**Data shown:**
"""

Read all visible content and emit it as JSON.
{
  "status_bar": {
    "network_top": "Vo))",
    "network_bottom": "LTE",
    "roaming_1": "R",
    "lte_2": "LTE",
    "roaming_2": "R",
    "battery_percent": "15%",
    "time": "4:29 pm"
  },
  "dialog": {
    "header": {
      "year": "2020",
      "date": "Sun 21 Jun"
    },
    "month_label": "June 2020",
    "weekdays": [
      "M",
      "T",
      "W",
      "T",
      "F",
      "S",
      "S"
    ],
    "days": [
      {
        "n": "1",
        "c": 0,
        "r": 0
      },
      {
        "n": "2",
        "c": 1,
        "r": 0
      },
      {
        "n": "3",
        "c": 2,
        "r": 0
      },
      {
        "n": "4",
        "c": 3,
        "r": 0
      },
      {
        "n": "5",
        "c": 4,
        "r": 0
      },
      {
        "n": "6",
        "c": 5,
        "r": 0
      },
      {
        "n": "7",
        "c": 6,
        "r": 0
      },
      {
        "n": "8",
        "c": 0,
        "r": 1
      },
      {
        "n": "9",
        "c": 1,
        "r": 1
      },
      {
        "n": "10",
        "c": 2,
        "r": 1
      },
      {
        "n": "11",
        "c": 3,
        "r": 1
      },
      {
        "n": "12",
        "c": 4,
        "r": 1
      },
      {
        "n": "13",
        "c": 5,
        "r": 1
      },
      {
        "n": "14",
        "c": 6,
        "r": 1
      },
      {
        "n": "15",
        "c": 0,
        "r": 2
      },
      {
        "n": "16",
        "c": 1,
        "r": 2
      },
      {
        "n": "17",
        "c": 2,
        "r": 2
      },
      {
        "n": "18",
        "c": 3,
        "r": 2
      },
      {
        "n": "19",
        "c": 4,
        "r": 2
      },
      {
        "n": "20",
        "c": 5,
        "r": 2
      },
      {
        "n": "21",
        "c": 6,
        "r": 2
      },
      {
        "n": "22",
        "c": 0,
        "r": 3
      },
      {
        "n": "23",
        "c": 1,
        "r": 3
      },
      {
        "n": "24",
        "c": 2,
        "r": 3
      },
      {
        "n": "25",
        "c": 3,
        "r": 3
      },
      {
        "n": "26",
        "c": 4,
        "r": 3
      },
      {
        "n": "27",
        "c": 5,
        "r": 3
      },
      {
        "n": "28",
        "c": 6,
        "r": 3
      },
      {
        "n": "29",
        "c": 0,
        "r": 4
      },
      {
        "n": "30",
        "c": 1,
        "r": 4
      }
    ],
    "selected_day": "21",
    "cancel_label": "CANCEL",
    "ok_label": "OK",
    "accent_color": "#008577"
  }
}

"""

**What you should do:**
Print all the data exactly.

**Full response:**
Read all visible content and emit it as JSON.
{
  "status_bar": {
    "network_top": "Vo))",
    "network_bottom": "LTE",
    "roaming_1": "R",
    "lte_2": "LTE",
    "roaming_2": "R",
    "battery_percent": "15%",
    "time": "4:29 pm"
  },
  "dialog": {
    "header": {
      "year": "2020",
      "date": "Sun 21 Jun"
    },
    "month_label": "June 2020",
    "weekdays": [
      "M",
      "T",
      "W",
      "T",
      "F",
      "S",
      "S"
    ],
    "days": [
      {
        "n": "1",
        "c": 0,
        "r": 0
      },
      {
        "n": "2",
        "c": 1,
        "r": 0
      },
      {
        "n": "3",
        "c": 2,
        "r": 0
      },
      {
        "n": "4",
        "c": 3,
        "r": 0
      },
      {
        "n": "5",
        "c": 4,
        "r": 0
      },
      {
        "n": "6",
        "c": 5,
        "r": 0
      },
      {
        "n": "7",
        "c": 6,
        "r": 0
      },
      {
        "n": "8",
        "c": 0,
        "r": 1
      },
      {
        "n": "9",
        "c": 1,
        "r": 1
      },
      {
        "n": "10",
        "c": 2,
        "r": 1
      },
      {
        "n": "11",
        "c": 3,
        "r": 1
      },
      {
        "n": "12",
        "c": 4,
        "r": 1
      },
      {
        "n": "13",
        "c": 5,
        "r": 1
      },
      {
        "n": "14",
        "c": 6,
        "r": 1
      },
      {
        "n": "15",
        "c": 0,
        "r": 2
      },
      {
        "n": "16",
        "c": 1,
        "r": 2
      },
      {
        "n": "17",
        "c": 2,
        "r": 2
      },
      {
        "n": "18",
        "c": 3,
        "r": 2
      },
      {
        "n": "19",
        "c": 4,
        "r": 2
      },
      {
        "n": "20",
        "c": 5,
        "r": 2
      },
      {
        "n": "21",
        "c": 6,
        "r": 2
      },
      {
        "n": "22",
        "c": 0,
        "r": 3
      },
      {
        "n": "23",
        "c": 1,
        "r": 3
      },
      {
        "n": "24",
        "c": 2,
        "r": 3
      },
      {
        "n": "25",
        "c": 3,
        "r": 3
      },
      {
        "n": "26",
        "c": 4,
        "r": 3
      },
      {
        "n": "27",
        "c": 5,
        "r": 3
      },
      {
        "n": "28",
        "c": 6,
        "r": 3
      },
      {
        "n": "29",
        "c": 0,
        "r": 4
      },
      {
        "n": "30",
        "c": 1,
        "r": 4
      }
    ],
    "selected_day": "21",
    "cancel_label": "CANCEL",
    "ok_label": "OK",
    "accent_color": "#008577"
  }
}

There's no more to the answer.